** Start of Records to process **

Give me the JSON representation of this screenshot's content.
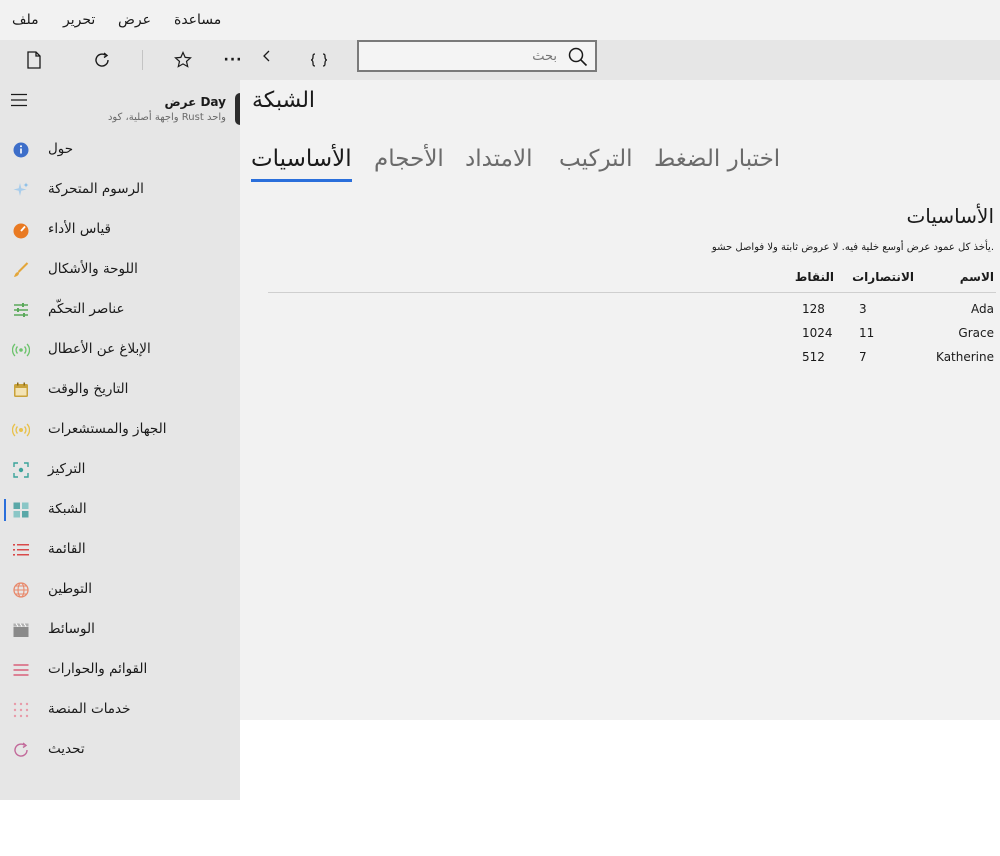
{
  "menu": {
    "file": "ملف",
    "edit": "تحرير",
    "view": "عرض",
    "help": "مساعدة"
  },
  "toolbar": {
    "icons": [
      "new-document-icon",
      "refresh-icon",
      "star-icon",
      "more-icon",
      "chevron-left-icon",
      "braces-icon"
    ],
    "more_label": "···",
    "search_placeholder": "بحث"
  },
  "app": {
    "title": "عرض Day",
    "subtitle": "واجهة أصلية، كود Rust واحد"
  },
  "sidebar": {
    "items": [
      {
        "label": "حول",
        "icon": "info-icon",
        "color": "#3d6ec9"
      },
      {
        "label": "الرسوم المتحركة",
        "icon": "sparkle-icon",
        "color": "#7ab8e8"
      },
      {
        "label": "قياس الأداء",
        "icon": "gauge-icon",
        "color": "#e97a22"
      },
      {
        "label": "اللوحة والأشكال",
        "icon": "brush-icon",
        "color": "#e3a63a"
      },
      {
        "label": "عناصر التحكّم",
        "icon": "sliders-icon",
        "color": "#5aa95a"
      },
      {
        "label": "الإبلاغ عن الأعطال",
        "icon": "broadcast-icon",
        "color": "#6cc36c"
      },
      {
        "label": "التاريخ والوقت",
        "icon": "calendar-icon",
        "color": "#c9a23a"
      },
      {
        "label": "الجهاز والمستشعرات",
        "icon": "sensor-icon",
        "color": "#e8c14a"
      },
      {
        "label": "التركيز",
        "icon": "focus-icon",
        "color": "#3aa39a"
      },
      {
        "label": "الشبكة",
        "icon": "grid-icon",
        "color": "#5aa8a8",
        "selected": true
      },
      {
        "label": "القائمة",
        "icon": "list-icon",
        "color": "#d94a4a"
      },
      {
        "label": "التوطين",
        "icon": "globe-icon",
        "color": "#e8886a"
      },
      {
        "label": "الوسائط",
        "icon": "clapper-icon",
        "color": "#8a8a8a"
      },
      {
        "label": "القوائم والحوارات",
        "icon": "menu-lines-icon",
        "color": "#d9607a"
      },
      {
        "label": "خدمات المنصة",
        "icon": "dots-grid-icon",
        "color": "#e89aa8"
      },
      {
        "label": "تحديث",
        "icon": "update-icon",
        "color": "#c26a9a"
      }
    ]
  },
  "main": {
    "title": "الشبكة",
    "tabs": [
      "الأساسيات",
      "الأحجام",
      "الامتداد",
      "التركيب",
      "اختبار الضغط"
    ],
    "active_tab": "الأساسيات",
    "section_title": "الأساسيات",
    "section_desc": "يأخذ كل عمود عرض أوسع خلية فيه. لا عروض ثابتة ولا فواصل حشو.",
    "table": {
      "headers": [
        "الاسم",
        "الانتصارات",
        "النقاط"
      ],
      "rows": [
        [
          "Ada",
          "3",
          "128"
        ],
        [
          "Grace",
          "11",
          "1024"
        ],
        [
          "Katherine",
          "7",
          "512"
        ]
      ]
    }
  },
  "colors": {
    "accent": "#2a6fdb"
  }
}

** End of Records to process **

Directions for this task: Every record above should come back exactly, but without its pictures.

Output below:
Give me the JSON representation of this screenshot's content.
{
  "menu": {
    "file": "ملف",
    "edit": "تحرير",
    "view": "عرض",
    "help": "مساعدة"
  },
  "toolbar": {
    "icons": [
      "new-document-icon",
      "refresh-icon",
      "star-icon",
      "more-icon",
      "chevron-left-icon",
      "braces-icon"
    ],
    "more_label": "···",
    "search_placeholder": "بحث"
  },
  "app": {
    "title": "عرض Day",
    "subtitle": "واجهة أصلية، كود Rust واحد"
  },
  "sidebar": {
    "items": [
      {
        "label": "حول",
        "icon": "info-icon",
        "color": "#3d6ec9"
      },
      {
        "label": "الرسوم المتحركة",
        "icon": "sparkle-icon",
        "color": "#7ab8e8"
      },
      {
        "label": "قياس الأداء",
        "icon": "gauge-icon",
        "color": "#e97a22"
      },
      {
        "label": "اللوحة والأشكال",
        "icon": "brush-icon",
        "color": "#e3a63a"
      },
      {
        "label": "عناصر التحكّم",
        "icon": "sliders-icon",
        "color": "#5aa95a"
      },
      {
        "label": "الإبلاغ عن الأعطال",
        "icon": "broadcast-icon",
        "color": "#6cc36c"
      },
      {
        "label": "التاريخ والوقت",
        "icon": "calendar-icon",
        "color": "#c9a23a"
      },
      {
        "label": "الجهاز والمستشعرات",
        "icon": "sensor-icon",
        "color": "#e8c14a"
      },
      {
        "label": "التركيز",
        "icon": "focus-icon",
        "color": "#3aa39a"
      },
      {
        "label": "الشبكة",
        "icon": "grid-icon",
        "color": "#5aa8a8",
        "selected": true
      },
      {
        "label": "القائمة",
        "icon": "list-icon",
        "color": "#d94a4a"
      },
      {
        "label": "التوطين",
        "icon": "globe-icon",
        "color": "#e8886a"
      },
      {
        "label": "الوسائط",
        "icon": "clapper-icon",
        "color": "#8a8a8a"
      },
      {
        "label": "القوائم والحوارات",
        "icon": "menu-lines-icon",
        "color": "#d9607a"
      },
      {
        "label": "خدمات المنصة",
        "icon": "dots-grid-icon",
        "color": "#e89aa8"
      },
      {
        "label": "تحديث",
        "icon": "update-icon",
        "color": "#c26a9a"
      }
    ]
  },
  "main": {
    "title": "الشبكة",
    "tabs": [
      "الأساسيات",
      "الأحجام",
      "الامتداد",
      "التركيب",
      "اختبار الضغط"
    ],
    "active_tab": "الأساسيات",
    "section_title": "الأساسيات",
    "section_desc": "يأخذ كل عمود عرض أوسع خلية فيه. لا عروض ثابتة ولا فواصل حشو.",
    "table": {
      "headers": [
        "الاسم",
        "الانتصارات",
        "النقاط"
      ],
      "rows": [
        [
          "Ada",
          "3",
          "128"
        ],
        [
          "Grace",
          "11",
          "1024"
        ],
        [
          "Katherine",
          "7",
          "512"
        ]
      ]
    }
  },
  "colors": {
    "accent": "#2a6fdb"
  }
}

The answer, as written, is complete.